• _ABOUT THIS EXERCISE_:
Return verbatim the lines that run from the one holding "Type out the text in this image." to the end of the listing, both ends included, without the pictures.
====== EXERCISE INPUT
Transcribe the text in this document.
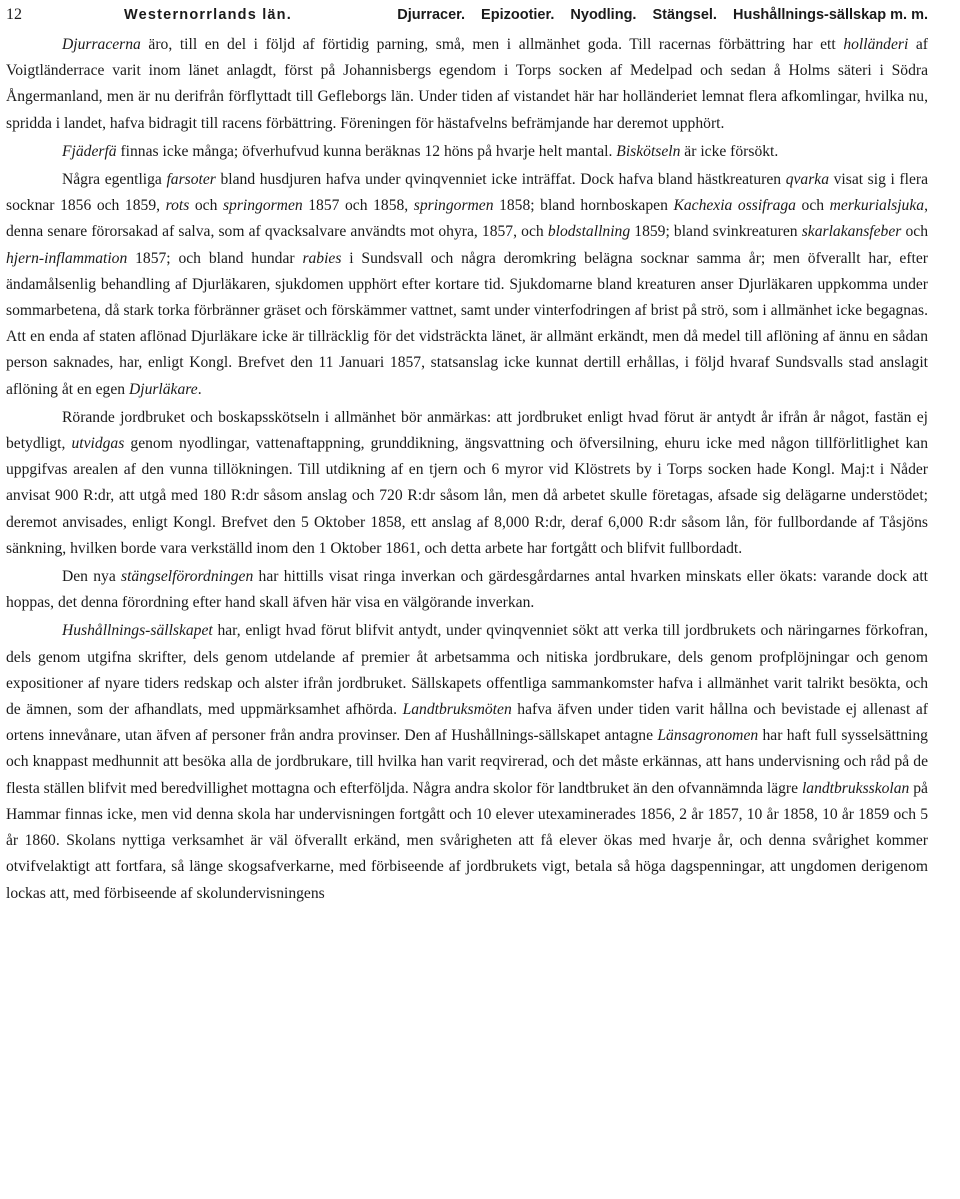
12	Westernorrlands län.	Djurracer. Epizootier. Nyodling. Stängsel. Hushållnings-sällskap m. m.

Djurracerna äro, till en del i följd af förtidig parning, små, men i allmänhet goda. Till racernas förbättring har ett holländeri af Voigtländerrace varit inom länet anlagdt, först på Johannisbergs egendom i Torps socken af Medelpad och sedan å Holms säteri i Södra Ångermanland, men är nu derifrån förflyttadt till Gefleborgs län. Under tiden af vistandet här har holländeriet lemnat flera afkomlingar, hvilka nu, spridda i landet, hafva bidragit till racens förbättring. Föreningen för hästafvelns befrämjande har deremot upphört.

Fjäderfä finnas icke många; öfverhufvud kunna beräknas 12 höns på hvarje helt mantal. Biskötseln är icke försökt.

Några egentliga farsoter bland husdjuren hafva under qvinqvenniet icke inträffat. Dock hafva bland hästkreaturen qvarka visat sig i flera socknar 1856 och 1859, rots och springormen 1857 och 1858, springormen 1858; bland hornboskapen Kachexia ossifraga och merkurialsjuka, denna senare förorsakad af salva, som af qvacksalvare användts mot ohyra, 1857, och blodstallning 1859; bland svinkreaturen skarlakansfeber och hjern-inflammation 1857; och bland hundar rabies i Sundsvall och några deromkring belägna socknar samma år; men öfverallt har, efter ändamålsenlig behandling af Djurläkaren, sjukdomen upphört efter kortare tid. Sjukdomarne bland kreaturen anser Djurläkaren uppkomma under sommarbetena, då stark torka förbränner gräset och förskämmer vattnet, samt under vinterfodringen af brist på strö, som i allmänhet icke begagnas. Att en enda af staten aflönad Djurläkare icke är tillräcklig för det vidsträckta länet, är allmänt erkändt, men då medel till aflöning af ännu en sådan person saknades, har, enligt Kongl. Brefvet den 11 Januari 1857, statsanslag icke kunnat dertill erhållas, i följd hvaraf Sundsvalls stad anslagit aflöning åt en egen Djurläkare.

Rörande jordbruket och boskapsskötseln i allmänhet bör anmärkas: att jordbruket enligt hvad förut är antydt år ifrån år något, fastän ej betydligt, utvidgas genom nyodlingar, vattenaftappning, grunddikning, ängsvattning och öfversilning, ehuru icke med någon tillförlitlighet kan uppgifvas arealen af den vunna tillökningen. Till utdikning af en tjern och 6 myror vid Klöstrets by i Torps socken hade Kongl. Maj:t i Nåder anvisat 900 R:dr, att utgå med 180 R:dr såsom anslag och 720 R:dr såsom lån, men då arbetet skulle företagas, afsade sig delägarne understödet; deremot anvisades, enligt Kongl. Brefvet den 5 Oktober 1858, ett anslag af 8,000 R:dr, deraf 6,000 R:dr såsom lån, för fullbordande af Tåsjöns sänkning, hvilken borde vara verkställd inom den 1 Oktober 1861, och detta arbete har fortgått och blifvit fullbordadt.

Den nya stängselförordningen har hittills visat ringa inverkan och gärdesgårdarnes antal hvarken minskats eller ökats: varande dock att hoppas, det denna förordning efter hand skall äfven här visa en välgörande inverkan.

Hushållnings-sällskapet har, enligt hvad förut blifvit antydt, under qvinqvenniet sökt att verka till jordbrukets och näringarnes förkofran, dels genom utgifna skrifter, dels genom utdelande af premier åt arbetsamma och nitiska jordbrukare, dels genom profplöjningar och genom expositioner af nyare tiders redskap och alster ifrån jordbruket. Sällskapets offentliga sammankomster hafva i allmänhet varit talrikt besökta, och de ämnen, som der afhandlats, med uppmärksamhet afhörda. Landtbruksmöten hafva äfven under tiden varit hållna och bevistade ej allenast af ortens innevånare, utan äfven af personer från andra provinser. Den af Hushållnings-sällskapet antagne Länsagronomen har haft full sysselsättning och knappast medhunnit att besöka alla de jordbrukare, till hvilka han varit reqvirerad, och det måste erkännas, att hans undervisning och råd på de flesta ställen blifvit med beredvillighet mottagna och efterföljda. Några andra skolor för landtbruket än den ofvannämnda lägre landtbruksskolan på Hammar finnas icke, men vid denna skola har undervisningen fortgått och 10 elever utexaminerades 1856, 2 år 1857, 10 år 1858, 10 år 1859 och 5 år 1860. Skolans nyttiga verksamhet är väl öfverallt erkänd, men svårigheten att få elever ökas med hvarje år, och denna svårighet kommer otvifvelaktigt att fortfara, så länge skogsafverkarne, med förbiseende af jordbrukets vigt, betala så höga dagspenningar, att ungdomen derigenom lockas att, med förbiseende af skolundervisningens
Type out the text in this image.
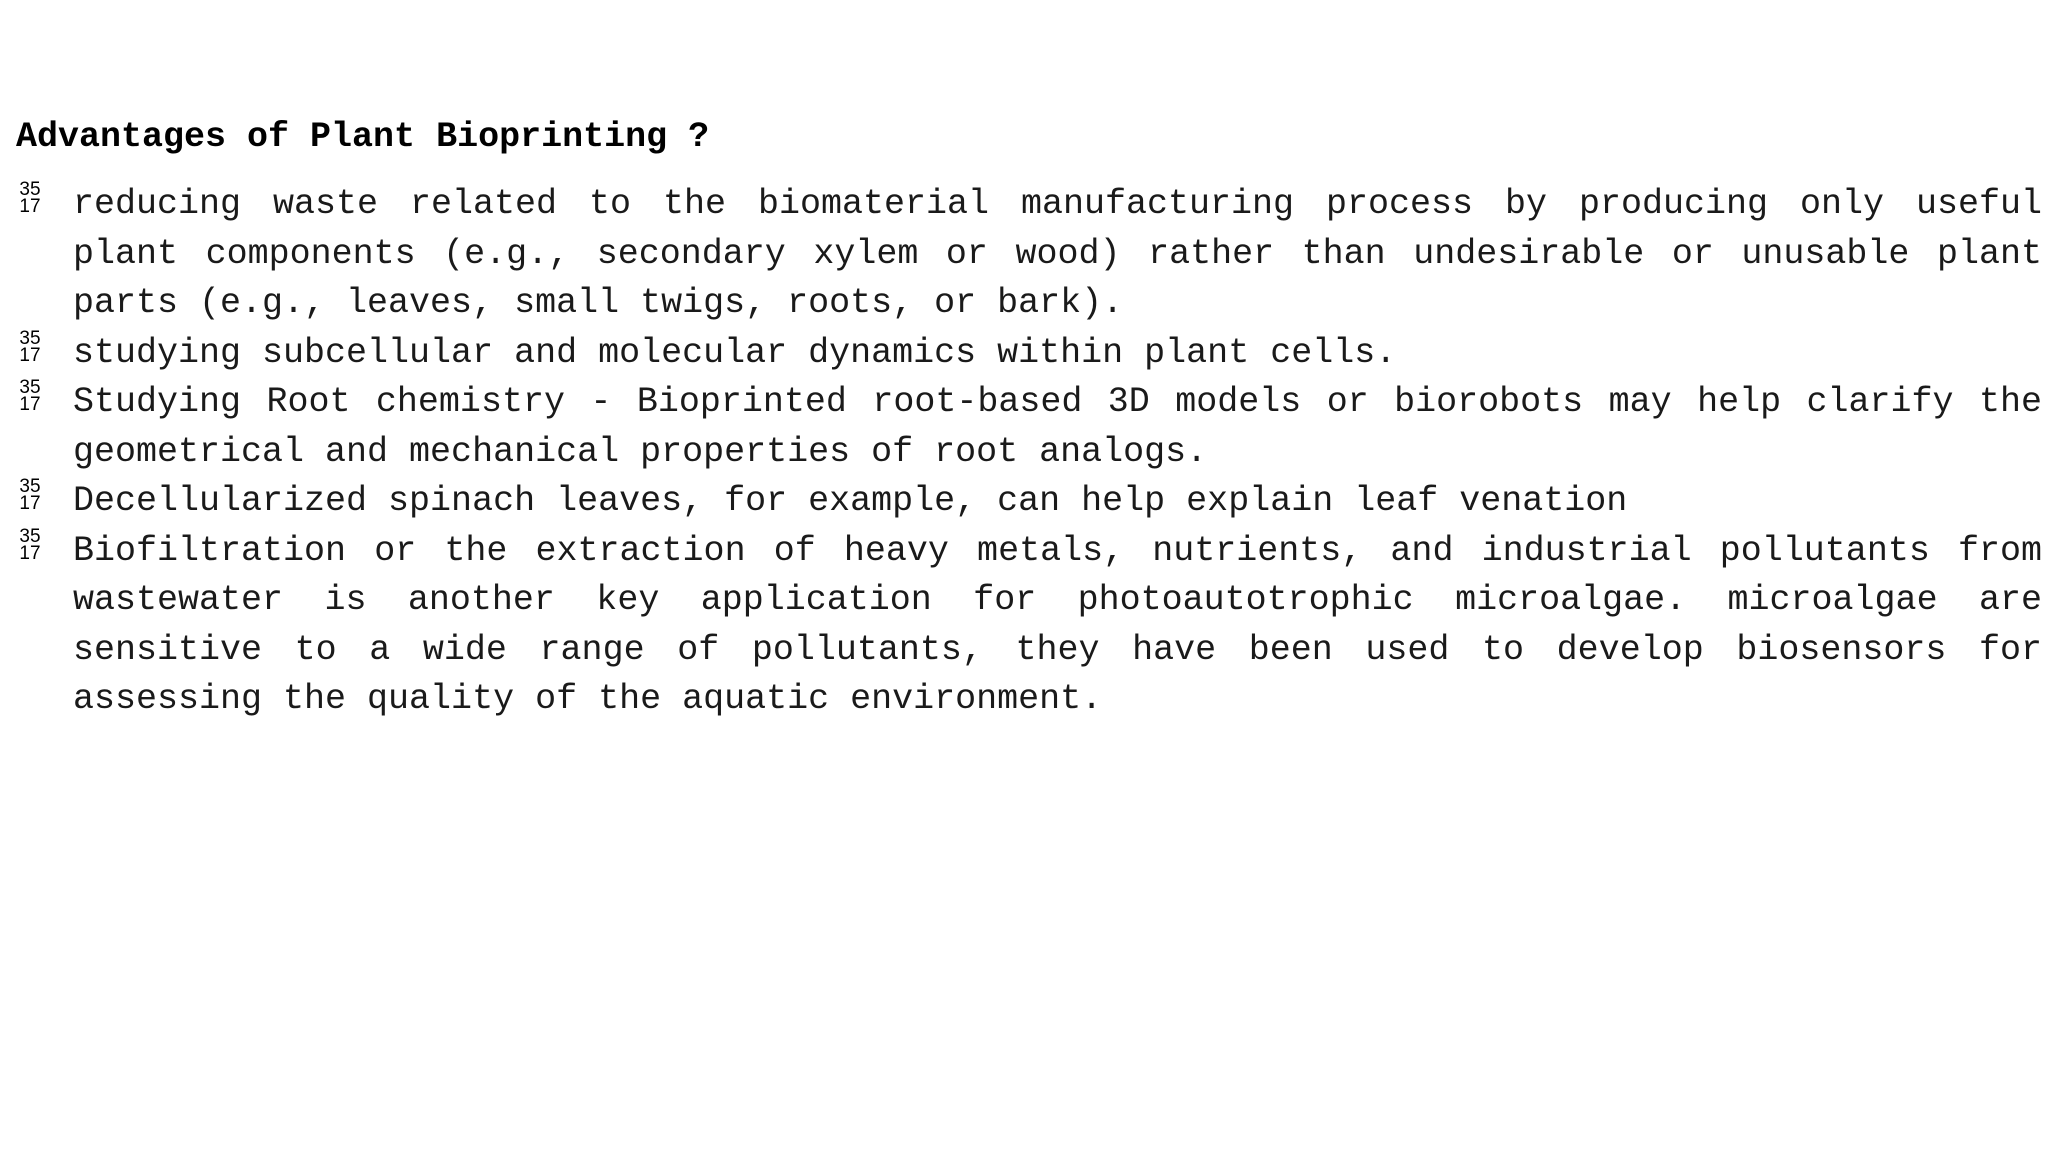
Advantages of Plant Bioprinting ?
35
17 reducing waste related to the biomaterial manufacturing process by producing only useful plant components (e.g., secondary xylem or wood) rather than undesirable or unusable plant parts (e.g., leaves, small twigs, roots, or bark).
35
17 studying subcellular and molecular dynamics within plant cells.
35
17 Studying Root chemistry - Bioprinted root-based 3D models or biorobots may help clarify the geometrical and mechanical properties of root analogs.
35
17 Decellularized spinach leaves, for example, can help explain leaf venation
35
17 Biofiltration or the extraction of heavy metals, nutrients, and industrial pollutants from wastewater is another key application for photoautotrophic microalgae. microalgae are sensitive to a wide range of pollutants, they have been used to develop biosensors for assessing the quality of the aquatic environment.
============
• _OUTPUT FOR THIS EXERCISE_:
Type out the text in this image.
Advantages of Plant Bioprinting ?
35
17 reducing waste related to the biomaterial manufacturing process by producing only useful plant components (e.g., secondary xylem or wood) rather than undesirable or unusable plant parts (e.g., leaves, small twigs, roots, or bark).
35
17 studying subcellular and molecular dynamics within plant cells.
35
17 Studying Root chemistry - Bioprinted root-based 3D models or biorobots may help clarify the geometrical and mechanical properties of root analogs.
35
17 Decellularized spinach leaves, for example, can help explain leaf venation
35
17 Biofiltration or the extraction of heavy metals, nutrients, and industrial pollutants from wastewater is another key application for photoautotrophic microalgae. microalgae are sensitive to a wide range of pollutants, they have been used to develop biosensors for assessing the quality of the aquatic environment.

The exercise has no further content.